=== Records to use ===
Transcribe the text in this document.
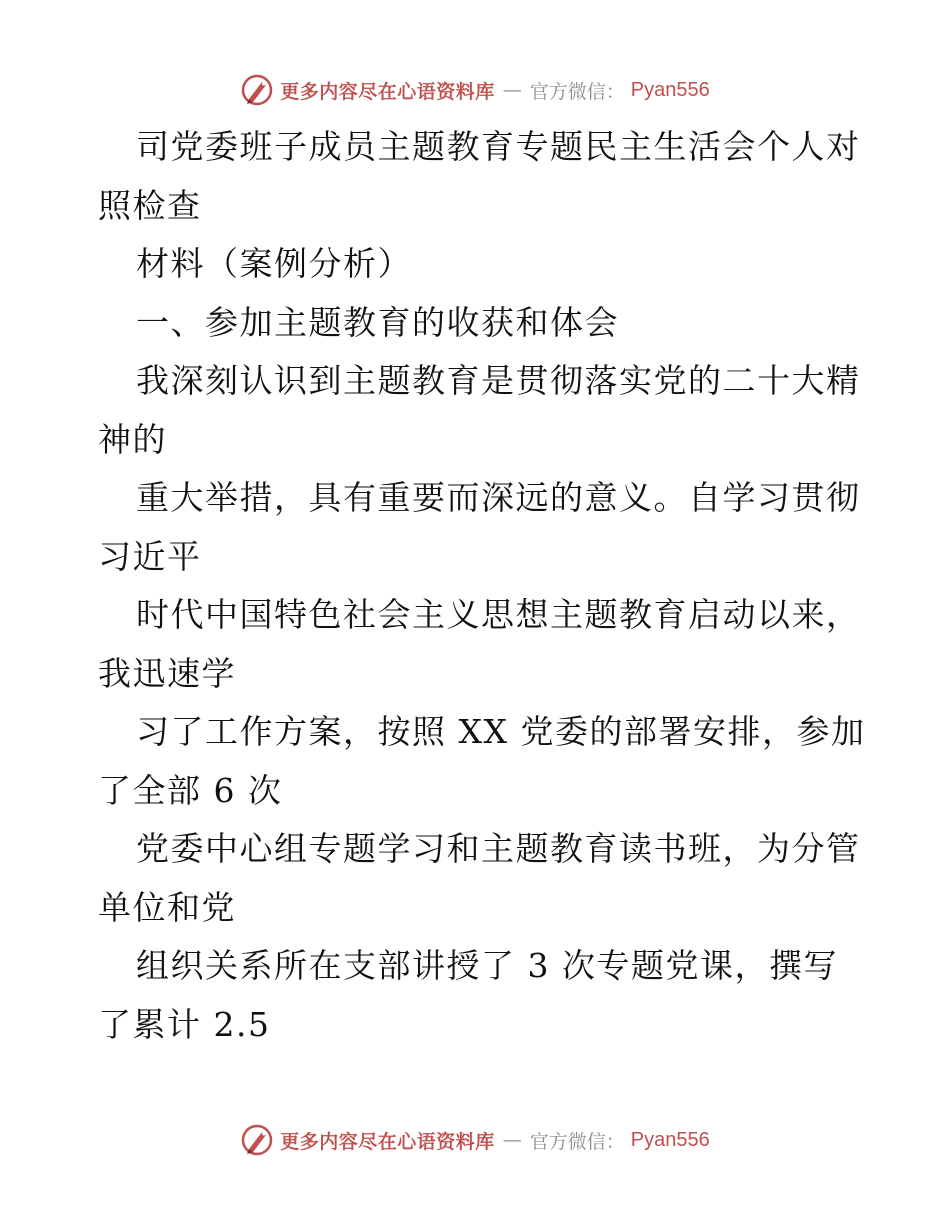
更多内容尽在心语资料库 — 官方微信： Pyan556
司党委班子成员主题教育专题民主生活会个人对
照检查
材料（案例分析）
一、参加主题教育的收获和体会
我深刻认识到主题教育是贯彻落实党的二十大精
神的
重大举措，具有重要而深远的意义。自学习贯彻
习近平
时代中国特色社会主义思想主题教育启动以来，
我迅速学
习了工作方案，按照 XX 党委的部署安排，参加
了全部 6 次
党委中心组专题学习和主题教育读书班，为分管
单位和党
组织关系所在支部讲授了 3 次专题党课，撰写
了累计 2.5
更多内容尽在心语资料库 — 官方微信： Pyan556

=== Problem to solve ===
The pictures should not be reproduced; quote all of the other material exactly.

=== Final answer ===
Transcribe the text in this document.
更多内容尽在心语资料库 — 官方微信： Pyan556
司党委班子成员主题教育专题民主生活会个人对
照检查
材料（案例分析）
一、参加主题教育的收获和体会
我深刻认识到主题教育是贯彻落实党的二十大精
神的
重大举措，具有重要而深远的意义。自学习贯彻
习近平
时代中国特色社会主义思想主题教育启动以来，
我迅速学
习了工作方案，按照 XX 党委的部署安排，参加
了全部 6 次
党委中心组专题学习和主题教育读书班，为分管
单位和党
组织关系所在支部讲授了 3 次专题党课，撰写
了累计 2.5
更多内容尽在心语资料库 — 官方微信： Pyan556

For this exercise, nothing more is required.